A block of data:
---+---

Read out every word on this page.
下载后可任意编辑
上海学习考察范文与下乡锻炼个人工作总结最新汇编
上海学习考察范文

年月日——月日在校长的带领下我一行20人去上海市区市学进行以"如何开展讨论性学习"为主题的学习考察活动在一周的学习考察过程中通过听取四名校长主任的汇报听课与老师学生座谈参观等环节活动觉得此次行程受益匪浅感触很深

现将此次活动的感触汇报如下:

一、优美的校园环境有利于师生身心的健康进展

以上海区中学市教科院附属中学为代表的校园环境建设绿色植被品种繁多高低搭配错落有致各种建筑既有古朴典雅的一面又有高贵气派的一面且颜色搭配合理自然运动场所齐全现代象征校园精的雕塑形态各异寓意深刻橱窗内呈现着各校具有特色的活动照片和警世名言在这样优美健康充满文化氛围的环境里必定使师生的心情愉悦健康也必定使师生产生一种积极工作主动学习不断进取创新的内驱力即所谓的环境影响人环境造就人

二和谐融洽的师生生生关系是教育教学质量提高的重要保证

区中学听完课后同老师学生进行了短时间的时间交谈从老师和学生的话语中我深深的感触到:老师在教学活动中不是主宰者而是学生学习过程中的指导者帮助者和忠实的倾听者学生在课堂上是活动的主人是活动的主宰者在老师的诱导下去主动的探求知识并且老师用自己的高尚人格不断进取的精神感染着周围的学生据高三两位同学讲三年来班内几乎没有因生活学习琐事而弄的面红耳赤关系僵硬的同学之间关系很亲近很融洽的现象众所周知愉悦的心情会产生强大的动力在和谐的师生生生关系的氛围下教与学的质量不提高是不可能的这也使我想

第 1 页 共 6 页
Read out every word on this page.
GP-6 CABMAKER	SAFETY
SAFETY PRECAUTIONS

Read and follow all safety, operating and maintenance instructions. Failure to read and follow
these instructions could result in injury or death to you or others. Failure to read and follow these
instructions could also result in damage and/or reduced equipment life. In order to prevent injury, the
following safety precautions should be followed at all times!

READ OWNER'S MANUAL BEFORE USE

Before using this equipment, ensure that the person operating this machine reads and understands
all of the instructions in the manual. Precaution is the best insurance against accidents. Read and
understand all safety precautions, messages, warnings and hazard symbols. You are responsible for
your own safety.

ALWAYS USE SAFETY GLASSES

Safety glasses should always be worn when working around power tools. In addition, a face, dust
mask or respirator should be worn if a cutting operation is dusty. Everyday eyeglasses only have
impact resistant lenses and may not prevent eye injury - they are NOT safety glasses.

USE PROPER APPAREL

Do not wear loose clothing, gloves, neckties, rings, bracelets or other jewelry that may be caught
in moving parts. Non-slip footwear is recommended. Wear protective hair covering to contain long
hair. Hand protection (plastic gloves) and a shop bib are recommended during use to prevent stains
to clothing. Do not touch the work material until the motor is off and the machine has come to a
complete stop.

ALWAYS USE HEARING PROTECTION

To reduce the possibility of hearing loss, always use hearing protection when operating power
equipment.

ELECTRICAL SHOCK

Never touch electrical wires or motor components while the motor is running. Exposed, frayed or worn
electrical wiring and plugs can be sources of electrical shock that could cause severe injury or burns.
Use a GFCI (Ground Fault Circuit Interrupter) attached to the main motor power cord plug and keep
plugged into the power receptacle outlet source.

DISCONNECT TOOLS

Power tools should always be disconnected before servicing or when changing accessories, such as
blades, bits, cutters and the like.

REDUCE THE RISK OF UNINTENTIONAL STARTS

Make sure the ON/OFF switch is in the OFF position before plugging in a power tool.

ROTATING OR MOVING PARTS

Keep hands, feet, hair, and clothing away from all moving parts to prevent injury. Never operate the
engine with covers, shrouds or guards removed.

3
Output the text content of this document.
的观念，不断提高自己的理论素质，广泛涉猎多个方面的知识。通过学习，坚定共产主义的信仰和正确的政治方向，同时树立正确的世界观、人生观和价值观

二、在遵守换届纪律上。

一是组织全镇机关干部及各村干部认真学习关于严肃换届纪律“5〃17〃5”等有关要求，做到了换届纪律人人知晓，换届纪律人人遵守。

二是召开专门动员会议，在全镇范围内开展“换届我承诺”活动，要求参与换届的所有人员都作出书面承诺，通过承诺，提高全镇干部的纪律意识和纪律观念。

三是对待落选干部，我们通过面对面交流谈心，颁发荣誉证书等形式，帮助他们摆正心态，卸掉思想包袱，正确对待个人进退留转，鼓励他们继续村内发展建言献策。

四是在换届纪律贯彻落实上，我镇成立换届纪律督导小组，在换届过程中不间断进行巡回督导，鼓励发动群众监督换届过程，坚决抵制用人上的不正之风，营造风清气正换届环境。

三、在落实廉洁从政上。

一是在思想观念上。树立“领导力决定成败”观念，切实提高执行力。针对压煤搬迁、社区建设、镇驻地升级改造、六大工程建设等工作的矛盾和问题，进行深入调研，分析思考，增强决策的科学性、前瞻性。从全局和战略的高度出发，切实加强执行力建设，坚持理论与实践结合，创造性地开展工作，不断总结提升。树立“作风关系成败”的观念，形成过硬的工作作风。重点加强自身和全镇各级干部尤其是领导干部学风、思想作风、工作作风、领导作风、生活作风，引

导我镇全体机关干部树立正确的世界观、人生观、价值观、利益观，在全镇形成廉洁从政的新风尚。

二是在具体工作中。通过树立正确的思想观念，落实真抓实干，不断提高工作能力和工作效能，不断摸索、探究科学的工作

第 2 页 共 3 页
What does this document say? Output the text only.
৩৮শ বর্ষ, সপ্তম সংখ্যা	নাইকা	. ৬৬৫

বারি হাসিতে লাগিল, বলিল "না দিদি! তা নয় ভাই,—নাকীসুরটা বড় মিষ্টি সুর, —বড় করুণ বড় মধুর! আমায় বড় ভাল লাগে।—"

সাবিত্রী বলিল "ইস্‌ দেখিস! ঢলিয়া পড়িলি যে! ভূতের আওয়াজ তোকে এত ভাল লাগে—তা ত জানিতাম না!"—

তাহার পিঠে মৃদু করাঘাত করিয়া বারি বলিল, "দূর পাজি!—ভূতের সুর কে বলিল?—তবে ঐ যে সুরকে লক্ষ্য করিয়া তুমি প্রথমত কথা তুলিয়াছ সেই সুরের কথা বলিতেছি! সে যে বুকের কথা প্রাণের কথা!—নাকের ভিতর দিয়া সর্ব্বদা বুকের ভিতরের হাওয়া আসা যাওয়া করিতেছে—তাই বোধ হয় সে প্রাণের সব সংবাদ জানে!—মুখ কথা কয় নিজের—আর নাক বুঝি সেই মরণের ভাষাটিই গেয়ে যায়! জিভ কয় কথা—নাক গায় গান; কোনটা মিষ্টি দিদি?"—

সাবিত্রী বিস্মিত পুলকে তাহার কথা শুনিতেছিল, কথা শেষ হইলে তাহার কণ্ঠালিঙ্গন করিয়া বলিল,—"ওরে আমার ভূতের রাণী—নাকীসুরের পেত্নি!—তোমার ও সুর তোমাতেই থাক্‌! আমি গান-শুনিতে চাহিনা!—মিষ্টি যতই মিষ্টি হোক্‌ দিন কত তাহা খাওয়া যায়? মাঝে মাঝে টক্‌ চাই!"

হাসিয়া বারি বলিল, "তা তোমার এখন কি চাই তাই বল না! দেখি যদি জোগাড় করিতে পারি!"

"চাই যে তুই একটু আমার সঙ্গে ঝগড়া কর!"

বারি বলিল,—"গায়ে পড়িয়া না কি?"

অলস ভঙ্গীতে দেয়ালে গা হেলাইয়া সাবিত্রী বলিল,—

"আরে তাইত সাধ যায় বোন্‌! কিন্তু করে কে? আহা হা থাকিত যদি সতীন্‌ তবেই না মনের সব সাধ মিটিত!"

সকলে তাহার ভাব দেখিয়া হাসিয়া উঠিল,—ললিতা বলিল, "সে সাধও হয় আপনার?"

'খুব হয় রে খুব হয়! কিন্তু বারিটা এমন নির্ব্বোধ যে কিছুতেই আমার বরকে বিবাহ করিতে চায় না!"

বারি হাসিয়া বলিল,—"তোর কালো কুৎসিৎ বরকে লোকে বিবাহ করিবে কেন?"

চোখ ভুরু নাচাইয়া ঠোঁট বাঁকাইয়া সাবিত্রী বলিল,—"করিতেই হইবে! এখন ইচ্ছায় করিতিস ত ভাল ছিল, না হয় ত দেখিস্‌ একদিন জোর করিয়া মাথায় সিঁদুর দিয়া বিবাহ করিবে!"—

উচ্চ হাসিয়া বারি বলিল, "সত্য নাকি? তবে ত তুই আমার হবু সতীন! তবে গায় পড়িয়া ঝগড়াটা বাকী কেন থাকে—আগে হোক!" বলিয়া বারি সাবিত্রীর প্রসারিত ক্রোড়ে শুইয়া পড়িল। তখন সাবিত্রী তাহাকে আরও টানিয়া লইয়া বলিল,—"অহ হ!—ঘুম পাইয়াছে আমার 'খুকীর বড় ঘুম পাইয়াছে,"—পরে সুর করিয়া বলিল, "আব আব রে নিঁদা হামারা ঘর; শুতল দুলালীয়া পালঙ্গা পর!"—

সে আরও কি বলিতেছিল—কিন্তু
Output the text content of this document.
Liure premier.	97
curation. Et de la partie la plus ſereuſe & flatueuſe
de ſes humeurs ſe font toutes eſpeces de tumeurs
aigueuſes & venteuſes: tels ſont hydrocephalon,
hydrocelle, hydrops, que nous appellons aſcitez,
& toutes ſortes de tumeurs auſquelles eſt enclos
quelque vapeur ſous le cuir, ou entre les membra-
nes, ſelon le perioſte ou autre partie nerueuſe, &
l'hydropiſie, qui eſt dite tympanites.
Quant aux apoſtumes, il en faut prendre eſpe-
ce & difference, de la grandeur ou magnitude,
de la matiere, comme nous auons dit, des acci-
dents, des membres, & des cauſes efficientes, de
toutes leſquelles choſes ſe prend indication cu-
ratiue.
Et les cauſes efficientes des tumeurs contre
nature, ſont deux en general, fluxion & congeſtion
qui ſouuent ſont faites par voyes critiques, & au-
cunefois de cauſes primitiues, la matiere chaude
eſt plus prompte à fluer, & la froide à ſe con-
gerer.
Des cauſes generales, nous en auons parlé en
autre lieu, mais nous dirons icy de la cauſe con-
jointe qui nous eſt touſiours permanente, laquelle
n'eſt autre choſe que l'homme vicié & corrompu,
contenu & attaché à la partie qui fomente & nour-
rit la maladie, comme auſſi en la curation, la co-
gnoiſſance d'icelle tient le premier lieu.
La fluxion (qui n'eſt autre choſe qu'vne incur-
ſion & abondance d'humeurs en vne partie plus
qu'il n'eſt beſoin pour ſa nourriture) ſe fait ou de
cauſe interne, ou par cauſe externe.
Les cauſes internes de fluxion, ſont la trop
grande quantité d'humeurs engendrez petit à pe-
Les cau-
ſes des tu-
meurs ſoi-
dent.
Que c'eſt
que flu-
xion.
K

---+---

OBJECTIVE:
Go through the entries and return each line where the word "humeurs" appears.

WRITTEN ANSWER:
de ſes humeurs ſe font toutes eſpeces de tumeurs
ſion & abondance d'humeurs en vne partie plus
grande quantité d'humeurs engendrez petit à pe-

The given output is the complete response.